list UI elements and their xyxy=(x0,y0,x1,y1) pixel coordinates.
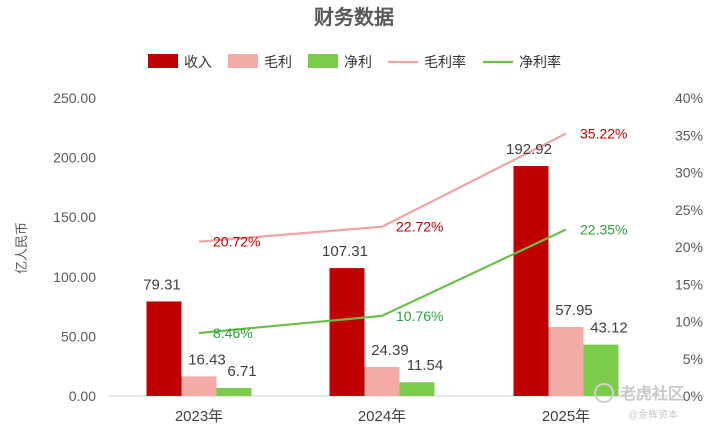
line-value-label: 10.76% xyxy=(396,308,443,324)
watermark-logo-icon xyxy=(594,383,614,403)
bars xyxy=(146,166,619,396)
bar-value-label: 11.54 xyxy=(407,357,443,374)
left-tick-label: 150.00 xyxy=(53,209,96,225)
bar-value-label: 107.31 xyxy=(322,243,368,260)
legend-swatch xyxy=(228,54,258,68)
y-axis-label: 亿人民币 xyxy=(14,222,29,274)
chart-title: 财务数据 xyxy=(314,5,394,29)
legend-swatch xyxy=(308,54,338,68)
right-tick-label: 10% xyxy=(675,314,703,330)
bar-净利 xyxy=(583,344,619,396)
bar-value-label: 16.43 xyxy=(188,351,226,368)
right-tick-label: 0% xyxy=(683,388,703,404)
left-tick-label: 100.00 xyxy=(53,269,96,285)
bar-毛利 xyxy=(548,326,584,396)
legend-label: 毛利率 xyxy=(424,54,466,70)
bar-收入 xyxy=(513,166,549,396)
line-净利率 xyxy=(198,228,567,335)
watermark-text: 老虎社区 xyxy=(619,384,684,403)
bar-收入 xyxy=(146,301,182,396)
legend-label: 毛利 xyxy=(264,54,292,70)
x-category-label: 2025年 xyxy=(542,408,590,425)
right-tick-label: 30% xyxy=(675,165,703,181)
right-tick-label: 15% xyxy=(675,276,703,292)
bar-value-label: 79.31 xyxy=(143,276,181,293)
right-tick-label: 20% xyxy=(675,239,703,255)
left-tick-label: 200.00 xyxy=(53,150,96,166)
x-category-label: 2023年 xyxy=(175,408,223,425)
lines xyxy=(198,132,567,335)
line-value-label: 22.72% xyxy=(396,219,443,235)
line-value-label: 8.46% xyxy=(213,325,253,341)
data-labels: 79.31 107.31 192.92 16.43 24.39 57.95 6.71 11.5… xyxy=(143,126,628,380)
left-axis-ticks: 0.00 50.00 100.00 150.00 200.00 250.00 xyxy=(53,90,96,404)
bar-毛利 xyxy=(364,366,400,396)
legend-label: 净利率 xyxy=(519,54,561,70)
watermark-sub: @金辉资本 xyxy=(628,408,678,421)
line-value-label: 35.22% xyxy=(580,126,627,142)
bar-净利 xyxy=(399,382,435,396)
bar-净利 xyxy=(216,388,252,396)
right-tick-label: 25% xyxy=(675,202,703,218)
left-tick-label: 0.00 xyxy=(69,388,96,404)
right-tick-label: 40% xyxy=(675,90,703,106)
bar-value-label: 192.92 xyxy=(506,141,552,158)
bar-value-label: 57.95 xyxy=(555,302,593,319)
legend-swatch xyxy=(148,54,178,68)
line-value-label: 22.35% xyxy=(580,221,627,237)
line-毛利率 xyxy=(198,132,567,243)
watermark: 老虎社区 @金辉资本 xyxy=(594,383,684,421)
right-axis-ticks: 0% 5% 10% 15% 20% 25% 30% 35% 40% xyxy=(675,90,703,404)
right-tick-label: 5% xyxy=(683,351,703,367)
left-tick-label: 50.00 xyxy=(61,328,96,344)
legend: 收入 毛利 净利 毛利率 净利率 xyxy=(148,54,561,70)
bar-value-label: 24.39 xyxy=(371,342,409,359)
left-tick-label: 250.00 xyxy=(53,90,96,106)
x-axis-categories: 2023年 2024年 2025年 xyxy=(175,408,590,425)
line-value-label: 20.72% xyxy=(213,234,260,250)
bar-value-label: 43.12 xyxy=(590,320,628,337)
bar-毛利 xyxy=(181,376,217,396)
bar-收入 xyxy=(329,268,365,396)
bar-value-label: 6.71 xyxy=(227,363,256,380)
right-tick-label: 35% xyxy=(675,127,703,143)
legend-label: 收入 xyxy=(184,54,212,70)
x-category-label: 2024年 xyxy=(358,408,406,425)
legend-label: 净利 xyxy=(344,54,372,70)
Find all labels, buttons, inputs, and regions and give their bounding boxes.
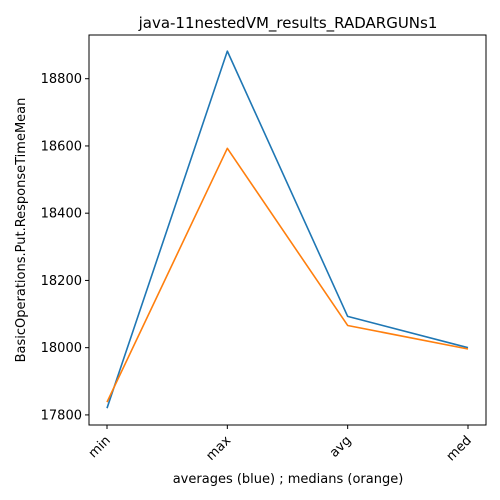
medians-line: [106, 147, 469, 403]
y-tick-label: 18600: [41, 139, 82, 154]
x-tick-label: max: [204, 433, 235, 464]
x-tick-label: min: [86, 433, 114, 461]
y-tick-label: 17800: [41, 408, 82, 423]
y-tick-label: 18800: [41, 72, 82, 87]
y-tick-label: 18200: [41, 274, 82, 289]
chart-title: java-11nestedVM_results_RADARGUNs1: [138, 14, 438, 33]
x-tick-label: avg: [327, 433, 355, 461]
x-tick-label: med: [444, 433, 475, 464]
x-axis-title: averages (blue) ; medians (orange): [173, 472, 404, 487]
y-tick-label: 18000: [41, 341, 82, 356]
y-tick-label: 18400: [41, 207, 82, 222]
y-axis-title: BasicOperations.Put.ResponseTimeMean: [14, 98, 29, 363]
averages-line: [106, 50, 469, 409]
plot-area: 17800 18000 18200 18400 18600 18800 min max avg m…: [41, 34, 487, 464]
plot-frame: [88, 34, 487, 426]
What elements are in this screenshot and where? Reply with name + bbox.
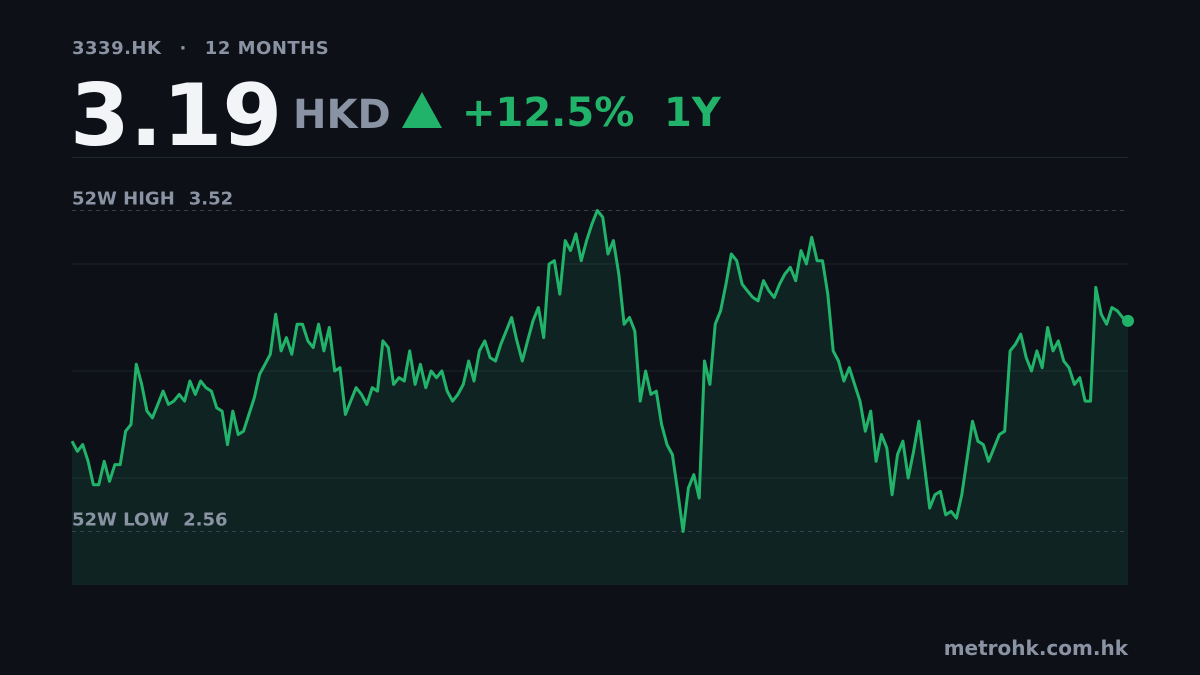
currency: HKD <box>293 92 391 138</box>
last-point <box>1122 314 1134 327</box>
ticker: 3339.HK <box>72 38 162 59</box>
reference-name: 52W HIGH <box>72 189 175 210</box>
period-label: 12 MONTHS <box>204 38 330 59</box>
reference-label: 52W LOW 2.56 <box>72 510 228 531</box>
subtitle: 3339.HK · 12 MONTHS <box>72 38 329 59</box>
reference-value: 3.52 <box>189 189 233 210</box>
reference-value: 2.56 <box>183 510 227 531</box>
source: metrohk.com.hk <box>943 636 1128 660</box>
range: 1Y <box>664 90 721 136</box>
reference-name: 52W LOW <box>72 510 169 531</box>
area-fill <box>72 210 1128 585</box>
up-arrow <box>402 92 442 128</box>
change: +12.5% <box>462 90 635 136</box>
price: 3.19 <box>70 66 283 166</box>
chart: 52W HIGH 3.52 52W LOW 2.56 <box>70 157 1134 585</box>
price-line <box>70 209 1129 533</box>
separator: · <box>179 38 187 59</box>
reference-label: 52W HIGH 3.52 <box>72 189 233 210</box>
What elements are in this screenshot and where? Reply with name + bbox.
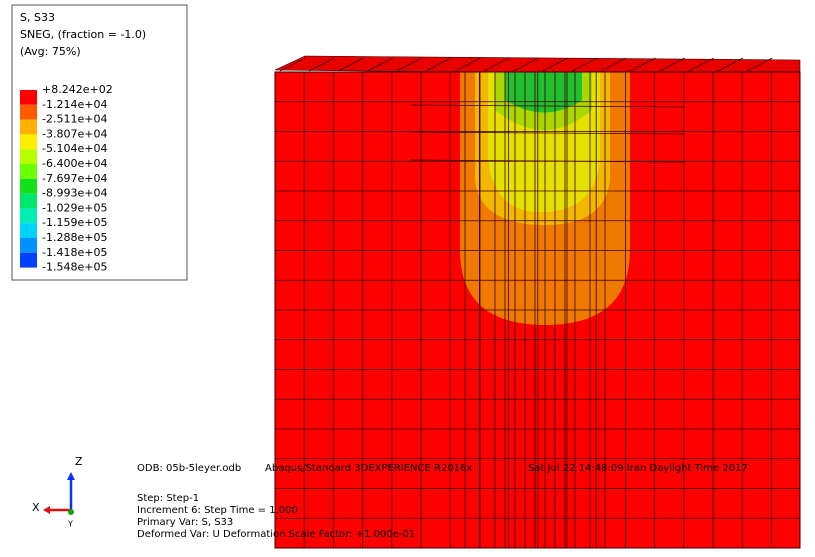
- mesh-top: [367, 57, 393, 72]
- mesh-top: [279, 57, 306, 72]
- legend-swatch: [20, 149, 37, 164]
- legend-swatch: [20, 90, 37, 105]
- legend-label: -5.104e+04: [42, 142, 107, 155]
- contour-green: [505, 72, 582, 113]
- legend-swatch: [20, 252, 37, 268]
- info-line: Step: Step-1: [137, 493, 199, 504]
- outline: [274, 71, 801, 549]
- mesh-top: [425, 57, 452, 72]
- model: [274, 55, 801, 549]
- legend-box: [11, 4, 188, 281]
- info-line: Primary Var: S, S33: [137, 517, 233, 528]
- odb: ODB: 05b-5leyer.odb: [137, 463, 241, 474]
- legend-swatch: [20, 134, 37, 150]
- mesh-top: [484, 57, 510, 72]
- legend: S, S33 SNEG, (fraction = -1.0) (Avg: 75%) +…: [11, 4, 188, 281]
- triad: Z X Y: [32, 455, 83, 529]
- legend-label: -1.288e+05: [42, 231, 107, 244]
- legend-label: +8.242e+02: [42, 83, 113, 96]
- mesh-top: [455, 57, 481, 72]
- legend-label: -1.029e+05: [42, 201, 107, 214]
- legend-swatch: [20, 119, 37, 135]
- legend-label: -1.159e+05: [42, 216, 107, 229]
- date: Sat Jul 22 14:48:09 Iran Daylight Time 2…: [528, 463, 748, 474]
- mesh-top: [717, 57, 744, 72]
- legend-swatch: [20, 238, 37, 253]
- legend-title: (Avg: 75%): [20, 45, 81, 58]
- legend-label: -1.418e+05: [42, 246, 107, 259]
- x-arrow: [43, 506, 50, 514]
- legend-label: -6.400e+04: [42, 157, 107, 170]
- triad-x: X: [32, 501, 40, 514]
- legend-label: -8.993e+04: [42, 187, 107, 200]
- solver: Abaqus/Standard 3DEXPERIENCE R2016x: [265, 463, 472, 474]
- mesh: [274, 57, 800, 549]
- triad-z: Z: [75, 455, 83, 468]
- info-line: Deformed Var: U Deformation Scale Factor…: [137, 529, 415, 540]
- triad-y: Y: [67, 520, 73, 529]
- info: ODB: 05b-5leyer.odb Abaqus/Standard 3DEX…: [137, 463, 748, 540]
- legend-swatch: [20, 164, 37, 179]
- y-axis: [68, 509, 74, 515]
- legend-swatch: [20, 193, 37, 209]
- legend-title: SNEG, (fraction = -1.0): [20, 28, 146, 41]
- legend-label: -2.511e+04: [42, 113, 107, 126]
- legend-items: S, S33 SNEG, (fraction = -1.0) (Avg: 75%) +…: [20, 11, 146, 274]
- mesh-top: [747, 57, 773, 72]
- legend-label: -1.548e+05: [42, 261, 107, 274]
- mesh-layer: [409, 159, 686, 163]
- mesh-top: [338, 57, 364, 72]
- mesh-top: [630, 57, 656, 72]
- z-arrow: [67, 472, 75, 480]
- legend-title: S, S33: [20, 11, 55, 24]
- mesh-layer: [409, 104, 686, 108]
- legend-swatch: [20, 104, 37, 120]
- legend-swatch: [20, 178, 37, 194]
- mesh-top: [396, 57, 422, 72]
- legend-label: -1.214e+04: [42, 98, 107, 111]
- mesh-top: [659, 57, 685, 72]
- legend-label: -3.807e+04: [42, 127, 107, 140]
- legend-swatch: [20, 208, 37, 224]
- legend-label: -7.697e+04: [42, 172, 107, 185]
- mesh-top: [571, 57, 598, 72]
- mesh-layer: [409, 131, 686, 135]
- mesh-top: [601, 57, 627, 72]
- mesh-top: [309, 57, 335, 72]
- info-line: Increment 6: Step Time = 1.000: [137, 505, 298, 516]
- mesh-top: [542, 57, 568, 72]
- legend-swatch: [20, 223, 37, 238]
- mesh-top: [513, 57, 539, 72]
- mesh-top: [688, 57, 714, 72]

_ _ _ _ _

**Exercise prompt**
Retype the part of the items that opens with the line containing "line-value-label: 10.76% xyxy=(396,308,443,324)" and closes with the line containing "bar-净利 xyxy=(583,344,619,396)", both included, reproducing each line without change.

**Answer for this exercise**
line-value-label: 10.76% xyxy=(396,308,443,324)
watermark-logo-icon xyxy=(594,383,614,403)
bars xyxy=(146,166,619,396)
bar-value-label: 11.54 xyxy=(407,357,443,374)
left-tick-label: 150.00 xyxy=(53,209,96,225)
bar-value-label: 107.31 xyxy=(322,243,368,260)
legend-swatch xyxy=(228,54,258,68)
y-axis-label: 亿人民币 xyxy=(14,222,29,274)
chart-title: 财务数据 xyxy=(314,5,394,29)
legend-swatch xyxy=(308,54,338,68)
right-tick-label: 10% xyxy=(675,314,703,330)
bar-净利 xyxy=(583,344,619,396)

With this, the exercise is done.